** Instructions for the task **
Set the following entries down again exactly, line by line.

** Records for this exercise **
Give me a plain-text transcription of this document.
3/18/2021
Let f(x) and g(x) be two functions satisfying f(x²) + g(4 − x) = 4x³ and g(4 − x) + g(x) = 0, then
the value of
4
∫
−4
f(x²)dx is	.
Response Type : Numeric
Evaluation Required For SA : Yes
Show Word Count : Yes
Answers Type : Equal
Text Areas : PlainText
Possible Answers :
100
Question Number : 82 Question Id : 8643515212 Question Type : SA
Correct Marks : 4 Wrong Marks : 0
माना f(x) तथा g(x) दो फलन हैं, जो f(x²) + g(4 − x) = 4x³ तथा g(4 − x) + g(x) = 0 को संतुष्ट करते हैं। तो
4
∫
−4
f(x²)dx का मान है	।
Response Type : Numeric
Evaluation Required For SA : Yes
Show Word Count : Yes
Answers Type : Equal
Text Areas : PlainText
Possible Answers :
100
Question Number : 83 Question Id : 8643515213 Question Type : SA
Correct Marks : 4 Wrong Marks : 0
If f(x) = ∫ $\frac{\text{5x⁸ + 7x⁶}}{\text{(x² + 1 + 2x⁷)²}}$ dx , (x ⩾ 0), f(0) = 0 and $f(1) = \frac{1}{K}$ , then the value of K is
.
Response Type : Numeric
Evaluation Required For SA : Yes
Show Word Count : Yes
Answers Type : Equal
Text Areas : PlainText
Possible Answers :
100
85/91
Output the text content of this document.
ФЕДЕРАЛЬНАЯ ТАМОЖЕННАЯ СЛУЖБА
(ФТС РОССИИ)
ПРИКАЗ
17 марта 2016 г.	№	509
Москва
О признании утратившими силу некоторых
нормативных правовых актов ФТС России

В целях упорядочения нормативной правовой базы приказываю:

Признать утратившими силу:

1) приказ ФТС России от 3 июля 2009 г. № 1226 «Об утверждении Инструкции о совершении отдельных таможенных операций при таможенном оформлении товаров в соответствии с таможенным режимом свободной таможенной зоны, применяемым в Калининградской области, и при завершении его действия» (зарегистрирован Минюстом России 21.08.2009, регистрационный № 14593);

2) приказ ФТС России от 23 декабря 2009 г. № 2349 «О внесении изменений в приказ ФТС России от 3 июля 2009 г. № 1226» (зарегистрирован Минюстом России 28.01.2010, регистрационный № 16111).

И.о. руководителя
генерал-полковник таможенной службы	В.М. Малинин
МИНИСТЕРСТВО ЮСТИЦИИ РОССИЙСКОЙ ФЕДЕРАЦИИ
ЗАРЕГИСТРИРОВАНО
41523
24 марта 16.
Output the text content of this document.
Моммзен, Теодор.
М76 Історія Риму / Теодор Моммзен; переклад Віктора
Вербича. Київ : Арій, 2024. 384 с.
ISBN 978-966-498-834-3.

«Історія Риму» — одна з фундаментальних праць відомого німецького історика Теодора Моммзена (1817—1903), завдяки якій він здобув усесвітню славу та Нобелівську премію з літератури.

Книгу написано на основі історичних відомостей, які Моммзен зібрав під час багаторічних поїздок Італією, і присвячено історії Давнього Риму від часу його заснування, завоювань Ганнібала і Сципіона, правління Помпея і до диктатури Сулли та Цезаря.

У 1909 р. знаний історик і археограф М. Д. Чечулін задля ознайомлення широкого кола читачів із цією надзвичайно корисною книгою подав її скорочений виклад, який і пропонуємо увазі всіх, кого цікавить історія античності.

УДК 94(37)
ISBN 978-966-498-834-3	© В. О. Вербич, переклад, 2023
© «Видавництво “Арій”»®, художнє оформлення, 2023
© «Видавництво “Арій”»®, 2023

** Result of this exercise **
Give me a plain-text transcription of this document.
3/18/2021
Let f(x) and g(x) be two functions satisfying f(x²) + g(4 − x) = 4x³ and g(4 − x) + g(x) = 0, then
the value of
4
∫
−4
f(x²)dx is	.
Response Type : Numeric
Evaluation Required For SA : Yes
Show Word Count : Yes
Answers Type : Equal
Text Areas : PlainText
Possible Answers :
100
Question Number : 82 Question Id : 8643515212 Question Type : SA
Correct Marks : 4 Wrong Marks : 0
माना f(x) तथा g(x) दो फलन हैं, जो f(x²) + g(4 − x) = 4x³ तथा g(4 − x) + g(x) = 0 को संतुष्ट करते हैं। तो
4
∫
−4
f(x²)dx का मान है	।
Response Type : Numeric
Evaluation Required For SA : Yes
Show Word Count : Yes
Answers Type : Equal
Text Areas : PlainText
Possible Answers :
100
Question Number : 83 Question Id : 8643515213 Question Type : SA
Correct Marks : 4 Wrong Marks : 0
If f(x) = ∫ $\frac{\text{5x⁸ + 7x⁶}}{\text{(x² + 1 + 2x⁷)²}}$ dx , (x ⩾ 0), f(0) = 0 and $f(1) = \frac{1}{K}$ , then the value of K is
.
Response Type : Numeric
Evaluation Required For SA : Yes
Show Word Count : Yes
Answers Type : Equal
Text Areas : PlainText
Possible Answers :
100
85/91
Output the text content of this document.
ФЕДЕРАЛЬНАЯ ТАМОЖЕННАЯ СЛУЖБА
(ФТС РОССИИ)
ПРИКАЗ
17 марта 2016 г.	№	509
Москва
О признании утратившими силу некоторых
нормативных правовых актов ФТС России

В целях упорядочения нормативной правовой базы приказываю:

Признать утратившими силу:

1) приказ ФТС России от 3 июля 2009 г. № 1226 «Об утверждении Инструкции о совершении отдельных таможенных операций при таможенном оформлении товаров в соответствии с таможенным режимом свободной таможенной зоны, применяемым в Калининградской области, и при завершении его действия» (зарегистрирован Минюстом России 21.08.2009, регистрационный № 14593);

2) приказ ФТС России от 23 декабря 2009 г. № 2349 «О внесении изменений в приказ ФТС России от 3 июля 2009 г. № 1226» (зарегистрирован Минюстом России 28.01.2010, регистрационный № 16111).

И.о. руководителя
генерал-полковник таможенной службы	В.М. Малинин
МИНИСТЕРСТВО ЮСТИЦИИ РОССИЙСКОЙ ФЕДЕРАЦИИ
ЗАРЕГИСТРИРОВАНО
41523
24 марта 16.
Output the text content of this document.
Моммзен, Теодор.
М76 Історія Риму / Теодор Моммзен; переклад Віктора
Вербича. Київ : Арій, 2024. 384 с.
ISBN 978-966-498-834-3.

«Історія Риму» — одна з фундаментальних праць відомого німецького історика Теодора Моммзена (1817—1903), завдяки якій він здобув усесвітню славу та Нобелівську премію з літератури.

Книгу написано на основі історичних відомостей, які Моммзен зібрав під час багаторічних поїздок Італією, і присвячено історії Давнього Риму від часу його заснування, завоювань Ганнібала і Сципіона, правління Помпея і до диктатури Сулли та Цезаря.

У 1909 р. знаний історик і археограф М. Д. Чечулін задля ознайомлення широкого кола читачів із цією надзвичайно корисною книгою подав її скорочений виклад, який і пропонуємо увазі всіх, кого цікавить історія античності.

УДК 94(37)
ISBN 978-966-498-834-3	© В. О. Вербич, переклад, 2023
© «Видавництво “Арій”»®, художнє оформлення, 2023
© «Видавництво “Арій”»®, 2023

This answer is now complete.